### STATED TASK
Pick every line with "icon" from the material below.

%%

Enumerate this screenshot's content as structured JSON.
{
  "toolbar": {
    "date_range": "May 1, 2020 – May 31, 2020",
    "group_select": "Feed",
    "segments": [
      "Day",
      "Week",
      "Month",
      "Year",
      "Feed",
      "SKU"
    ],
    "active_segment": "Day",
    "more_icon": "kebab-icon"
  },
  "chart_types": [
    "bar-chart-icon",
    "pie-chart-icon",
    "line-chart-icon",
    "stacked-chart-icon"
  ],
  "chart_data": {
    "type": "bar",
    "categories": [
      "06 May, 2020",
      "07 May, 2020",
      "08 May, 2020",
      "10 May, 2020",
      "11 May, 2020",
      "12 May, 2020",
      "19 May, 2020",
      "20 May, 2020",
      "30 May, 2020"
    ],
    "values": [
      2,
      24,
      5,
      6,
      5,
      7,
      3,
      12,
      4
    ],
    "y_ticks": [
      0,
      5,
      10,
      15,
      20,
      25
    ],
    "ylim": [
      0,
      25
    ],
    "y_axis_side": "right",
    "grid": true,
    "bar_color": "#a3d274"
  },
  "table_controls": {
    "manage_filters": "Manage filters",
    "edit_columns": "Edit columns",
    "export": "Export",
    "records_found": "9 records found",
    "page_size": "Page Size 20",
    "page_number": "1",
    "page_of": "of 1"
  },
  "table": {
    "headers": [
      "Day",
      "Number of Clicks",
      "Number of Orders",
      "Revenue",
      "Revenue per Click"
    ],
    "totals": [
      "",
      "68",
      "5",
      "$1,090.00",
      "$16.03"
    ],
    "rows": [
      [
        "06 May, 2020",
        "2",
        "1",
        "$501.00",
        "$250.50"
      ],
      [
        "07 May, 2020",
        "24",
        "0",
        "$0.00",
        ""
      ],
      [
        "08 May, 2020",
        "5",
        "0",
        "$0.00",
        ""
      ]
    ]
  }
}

%%

### EXERCISE SOLUTION
    "more_icon": "kebab-icon"
    "bar-chart-icon",
    "pie-chart-icon",
    "line-chart-icon",
    "stacked-chart-icon"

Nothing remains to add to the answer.